Copy each line of the entries that contains the word "title".
---- RECORDS SHOWN
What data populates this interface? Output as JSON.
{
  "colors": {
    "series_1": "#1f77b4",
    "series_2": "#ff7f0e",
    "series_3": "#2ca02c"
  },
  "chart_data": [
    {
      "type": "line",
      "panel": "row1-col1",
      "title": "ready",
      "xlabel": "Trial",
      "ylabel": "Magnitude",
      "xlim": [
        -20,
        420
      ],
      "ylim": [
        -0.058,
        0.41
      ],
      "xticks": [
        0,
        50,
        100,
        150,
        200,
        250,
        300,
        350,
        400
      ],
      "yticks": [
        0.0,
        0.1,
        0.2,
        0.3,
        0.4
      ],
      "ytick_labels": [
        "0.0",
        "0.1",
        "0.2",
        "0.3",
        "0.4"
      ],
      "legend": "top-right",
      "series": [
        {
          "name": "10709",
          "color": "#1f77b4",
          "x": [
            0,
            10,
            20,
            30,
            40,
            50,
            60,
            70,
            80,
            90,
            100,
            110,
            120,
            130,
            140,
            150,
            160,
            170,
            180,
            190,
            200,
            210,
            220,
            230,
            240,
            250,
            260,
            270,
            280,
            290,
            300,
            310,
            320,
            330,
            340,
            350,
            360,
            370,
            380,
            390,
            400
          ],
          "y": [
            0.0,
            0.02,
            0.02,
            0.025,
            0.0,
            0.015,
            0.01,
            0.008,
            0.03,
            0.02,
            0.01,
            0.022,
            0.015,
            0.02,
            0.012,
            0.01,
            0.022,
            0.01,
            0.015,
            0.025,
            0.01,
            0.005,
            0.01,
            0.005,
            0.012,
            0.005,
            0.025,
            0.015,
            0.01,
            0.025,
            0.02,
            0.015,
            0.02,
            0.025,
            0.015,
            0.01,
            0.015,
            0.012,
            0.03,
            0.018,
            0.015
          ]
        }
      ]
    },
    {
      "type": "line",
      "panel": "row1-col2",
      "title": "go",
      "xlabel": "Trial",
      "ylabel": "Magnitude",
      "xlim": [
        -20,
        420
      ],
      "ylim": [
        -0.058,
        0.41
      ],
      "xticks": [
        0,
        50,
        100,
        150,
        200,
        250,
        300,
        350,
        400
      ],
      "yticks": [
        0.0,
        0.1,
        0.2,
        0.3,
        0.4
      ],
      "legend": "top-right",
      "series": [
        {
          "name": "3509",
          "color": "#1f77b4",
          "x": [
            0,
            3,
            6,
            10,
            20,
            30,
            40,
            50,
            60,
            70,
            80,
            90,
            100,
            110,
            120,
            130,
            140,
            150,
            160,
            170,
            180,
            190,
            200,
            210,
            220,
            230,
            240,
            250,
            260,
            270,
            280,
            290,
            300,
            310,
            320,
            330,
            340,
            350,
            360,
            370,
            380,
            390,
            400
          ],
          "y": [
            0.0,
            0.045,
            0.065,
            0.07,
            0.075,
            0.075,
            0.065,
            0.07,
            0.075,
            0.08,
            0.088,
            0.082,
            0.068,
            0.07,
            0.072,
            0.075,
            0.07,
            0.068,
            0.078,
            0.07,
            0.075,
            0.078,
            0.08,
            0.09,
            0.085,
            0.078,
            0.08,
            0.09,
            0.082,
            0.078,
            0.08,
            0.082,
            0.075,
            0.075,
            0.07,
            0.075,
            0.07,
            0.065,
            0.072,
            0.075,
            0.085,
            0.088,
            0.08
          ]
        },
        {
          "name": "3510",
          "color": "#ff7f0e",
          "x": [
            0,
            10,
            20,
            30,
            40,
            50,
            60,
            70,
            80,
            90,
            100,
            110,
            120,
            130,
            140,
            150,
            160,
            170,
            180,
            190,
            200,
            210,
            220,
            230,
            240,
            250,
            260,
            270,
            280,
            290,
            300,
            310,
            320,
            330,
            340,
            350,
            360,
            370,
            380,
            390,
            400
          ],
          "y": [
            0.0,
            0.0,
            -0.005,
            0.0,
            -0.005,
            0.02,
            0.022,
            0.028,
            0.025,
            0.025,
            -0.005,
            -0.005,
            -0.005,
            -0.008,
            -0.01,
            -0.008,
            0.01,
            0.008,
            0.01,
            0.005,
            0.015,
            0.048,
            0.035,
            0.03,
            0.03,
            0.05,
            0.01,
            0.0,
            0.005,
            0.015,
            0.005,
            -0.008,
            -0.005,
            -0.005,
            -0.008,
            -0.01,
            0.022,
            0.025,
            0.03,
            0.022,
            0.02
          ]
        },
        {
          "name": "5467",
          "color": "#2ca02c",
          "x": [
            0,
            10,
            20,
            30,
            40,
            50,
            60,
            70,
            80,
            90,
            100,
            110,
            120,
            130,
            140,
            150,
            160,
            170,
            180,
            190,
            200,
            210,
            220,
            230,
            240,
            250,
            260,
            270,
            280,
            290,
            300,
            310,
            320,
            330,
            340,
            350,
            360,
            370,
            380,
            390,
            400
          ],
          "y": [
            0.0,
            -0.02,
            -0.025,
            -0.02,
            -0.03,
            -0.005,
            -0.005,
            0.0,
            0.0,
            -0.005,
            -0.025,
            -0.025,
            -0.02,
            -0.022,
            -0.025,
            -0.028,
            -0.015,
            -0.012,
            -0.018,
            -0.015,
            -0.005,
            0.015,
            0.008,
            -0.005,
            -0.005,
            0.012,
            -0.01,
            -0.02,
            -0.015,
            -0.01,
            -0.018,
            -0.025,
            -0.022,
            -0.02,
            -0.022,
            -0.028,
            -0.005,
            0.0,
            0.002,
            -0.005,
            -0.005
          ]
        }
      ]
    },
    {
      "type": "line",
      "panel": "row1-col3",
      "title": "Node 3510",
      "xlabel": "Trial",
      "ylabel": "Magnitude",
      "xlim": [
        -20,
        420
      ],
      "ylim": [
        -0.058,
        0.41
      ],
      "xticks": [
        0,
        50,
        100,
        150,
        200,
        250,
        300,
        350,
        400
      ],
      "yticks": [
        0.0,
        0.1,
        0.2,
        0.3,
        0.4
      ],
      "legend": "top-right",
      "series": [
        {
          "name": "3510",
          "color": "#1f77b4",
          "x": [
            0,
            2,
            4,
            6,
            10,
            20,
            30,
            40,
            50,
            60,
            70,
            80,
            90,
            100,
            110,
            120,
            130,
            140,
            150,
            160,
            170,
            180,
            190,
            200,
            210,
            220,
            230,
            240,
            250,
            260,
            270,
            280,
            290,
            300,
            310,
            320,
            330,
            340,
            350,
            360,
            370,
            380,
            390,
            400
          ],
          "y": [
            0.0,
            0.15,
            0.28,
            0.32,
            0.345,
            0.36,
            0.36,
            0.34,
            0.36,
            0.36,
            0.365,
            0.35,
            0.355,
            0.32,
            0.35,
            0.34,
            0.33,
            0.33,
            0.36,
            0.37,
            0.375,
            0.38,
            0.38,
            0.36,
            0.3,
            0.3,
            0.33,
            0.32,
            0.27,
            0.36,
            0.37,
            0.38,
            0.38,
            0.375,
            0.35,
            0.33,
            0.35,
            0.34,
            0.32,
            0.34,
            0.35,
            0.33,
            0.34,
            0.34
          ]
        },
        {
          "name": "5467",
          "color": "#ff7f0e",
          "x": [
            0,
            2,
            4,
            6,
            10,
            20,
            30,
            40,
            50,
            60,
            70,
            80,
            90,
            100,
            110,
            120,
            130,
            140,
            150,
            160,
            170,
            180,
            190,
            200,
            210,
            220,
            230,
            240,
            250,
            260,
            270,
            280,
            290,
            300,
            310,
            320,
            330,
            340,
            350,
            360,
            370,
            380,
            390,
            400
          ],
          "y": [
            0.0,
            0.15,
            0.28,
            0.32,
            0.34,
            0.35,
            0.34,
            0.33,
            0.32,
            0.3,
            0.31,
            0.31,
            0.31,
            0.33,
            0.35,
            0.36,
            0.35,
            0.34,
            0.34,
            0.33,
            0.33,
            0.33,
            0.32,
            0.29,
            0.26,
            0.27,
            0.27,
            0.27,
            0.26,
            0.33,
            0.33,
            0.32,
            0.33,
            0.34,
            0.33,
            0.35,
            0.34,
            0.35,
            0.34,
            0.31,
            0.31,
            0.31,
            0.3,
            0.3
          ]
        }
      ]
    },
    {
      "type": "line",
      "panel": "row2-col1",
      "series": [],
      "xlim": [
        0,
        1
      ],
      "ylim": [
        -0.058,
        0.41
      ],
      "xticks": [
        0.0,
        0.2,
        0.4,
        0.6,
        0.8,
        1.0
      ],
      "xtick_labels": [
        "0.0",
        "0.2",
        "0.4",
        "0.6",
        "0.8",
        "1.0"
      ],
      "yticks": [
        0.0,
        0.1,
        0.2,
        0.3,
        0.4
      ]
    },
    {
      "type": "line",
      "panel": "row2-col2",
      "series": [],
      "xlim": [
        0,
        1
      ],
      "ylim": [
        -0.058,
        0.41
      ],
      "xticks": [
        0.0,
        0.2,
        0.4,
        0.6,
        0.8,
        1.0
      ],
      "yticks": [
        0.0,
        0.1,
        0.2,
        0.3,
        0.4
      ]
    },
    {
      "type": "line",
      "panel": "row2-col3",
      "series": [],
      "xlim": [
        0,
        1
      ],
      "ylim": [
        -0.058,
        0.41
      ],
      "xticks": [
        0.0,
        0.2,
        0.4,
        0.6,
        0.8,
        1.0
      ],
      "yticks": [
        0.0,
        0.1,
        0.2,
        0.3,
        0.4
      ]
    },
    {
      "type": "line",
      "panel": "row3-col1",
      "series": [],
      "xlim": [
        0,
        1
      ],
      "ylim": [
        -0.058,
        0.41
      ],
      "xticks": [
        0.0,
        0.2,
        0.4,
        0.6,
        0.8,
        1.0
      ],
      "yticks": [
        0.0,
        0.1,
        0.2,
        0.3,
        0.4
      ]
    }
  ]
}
--------
- **COMPLETE OUTPUT**
      "title": "ready",
      "title": "go",
      "title": "Node 3510",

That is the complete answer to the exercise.